La basse saison touristique, en particulier le mois de juin, affiche des arrivées très encourageantes avec 97 273 visiteurs, soit 10 % de plus qu’en juin 2024. La seule année précédente comparable est 2019 avant la covid-19 quand nous avions accueilli 92 400 visiteurs pour le seul mois de juin. Cependant, avec une saisonnalité qui s’aplanit depuis quelques années et malgré notre saison hivernale, on pourrait s’attendre à des chiffres records en juillet et août de cette année. Mais c'est sujet au nombre de sièges d’avion disponibles à des prix abordables. Il ne faut pas perdre de vue non plus que pour le premier semestre de 2025, nous sommes à seulement 2 % de croissance et depuis des années, Maurice peine à dépasser le seuil fatidique de 1,4 million de touristes alors que les Maldives ont déjà dépassé 1,1 million de touristes au 30 juin.

━━━━━━

■ TRAVAIL DEMANDÉ ■
A) Selon le texte sur le tourisme à Maurice, combien de visiteurs ont été accueillis en juin 2019 ?
B) Recopiez le texte sur le tourisme à Maurice entre « La basse saison » et « au 30 juin. », ces deux passages inclus.
C) Poursuivez le texte sur le tourisme à Maurice après sa dernière phrase.
La liste de données n'a aucun lien avec le texte sur le tourisme à Maurice.

━━━━━━

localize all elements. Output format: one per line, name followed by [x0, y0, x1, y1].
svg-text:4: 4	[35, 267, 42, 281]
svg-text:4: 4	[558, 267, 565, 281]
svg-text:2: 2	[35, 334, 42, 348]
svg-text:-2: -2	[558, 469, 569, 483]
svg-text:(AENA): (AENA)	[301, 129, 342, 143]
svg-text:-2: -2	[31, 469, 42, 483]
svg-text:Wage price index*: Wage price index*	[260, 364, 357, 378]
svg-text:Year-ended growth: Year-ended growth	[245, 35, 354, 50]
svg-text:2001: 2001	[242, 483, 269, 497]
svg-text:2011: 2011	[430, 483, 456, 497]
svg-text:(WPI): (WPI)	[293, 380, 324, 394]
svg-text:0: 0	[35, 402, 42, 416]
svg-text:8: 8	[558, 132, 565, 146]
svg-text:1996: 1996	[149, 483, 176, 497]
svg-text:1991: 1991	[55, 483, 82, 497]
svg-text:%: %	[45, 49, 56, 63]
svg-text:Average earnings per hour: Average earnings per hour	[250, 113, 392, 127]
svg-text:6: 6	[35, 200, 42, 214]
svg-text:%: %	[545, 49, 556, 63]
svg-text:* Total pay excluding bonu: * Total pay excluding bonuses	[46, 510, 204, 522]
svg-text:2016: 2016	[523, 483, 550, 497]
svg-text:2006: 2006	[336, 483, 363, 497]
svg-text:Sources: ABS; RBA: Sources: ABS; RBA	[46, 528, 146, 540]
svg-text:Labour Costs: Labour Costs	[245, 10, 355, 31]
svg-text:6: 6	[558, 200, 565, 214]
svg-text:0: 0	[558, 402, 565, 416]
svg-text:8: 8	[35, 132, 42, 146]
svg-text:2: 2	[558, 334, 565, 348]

━━━━━━

■ RÉPONSES ATTENDUES ■
A) 92 400 visiteurs.

B)
La basse saison touristique, en particulier le mois de juin, affiche des arrivées très encourageantes avec 97 273 visiteurs, soit 10 % de plus qu’en juin 2024. La seule année précédente comparable est 2019 avant la covid-19 quand nous avions accueilli 92 400 visiteurs pour le seul mois de juin. Cependant, avec une saisonnalité qui s’aplanit depuis quelques années et malgré notre saison hivernale, on pourrait s’attendre à des chiffres records en juillet et août de cette année. Mais c'est sujet au nombre de sièges d’avion disponibles à des prix abordables. Il ne faut pas perdre de vue non plus que pour le premier semestre de 2025, nous sommes à seulement 2 % de croissance et depuis des années, Maurice peine à dépasser le seuil fatidique de 1,4 million de touristes alors que les Maldives ont déjà dépassé 1,1 million de touristes au 30 juin.

C)
Selon mes estimations, les recettes touristiques en devises tourneraient autour de Rs 48 milliards pour le premier semestre, soit environ 9 % de plus qu’en 2024. Mais avec la dégringolade de la valeur de notre monnaie vis-à-vis de l’euro, cette somme ne représenterait que 125 euros en dépenses moyennes par visiteur par jour, comparée à environ 135 euros en 2018. Donc, nous accueillons plus de visiteurs qui dépensent moins. Cette situation est aussi une indication que les touristes fréquentent plus l’hébergement informel, au détriment des petits et moyens hôtels qui sont obligés de brader leurs prix pour rester à flot.
Que recommanderiez-vous aux autorités pour mieux soutenir le secteur du tourisme durant la basse saison ?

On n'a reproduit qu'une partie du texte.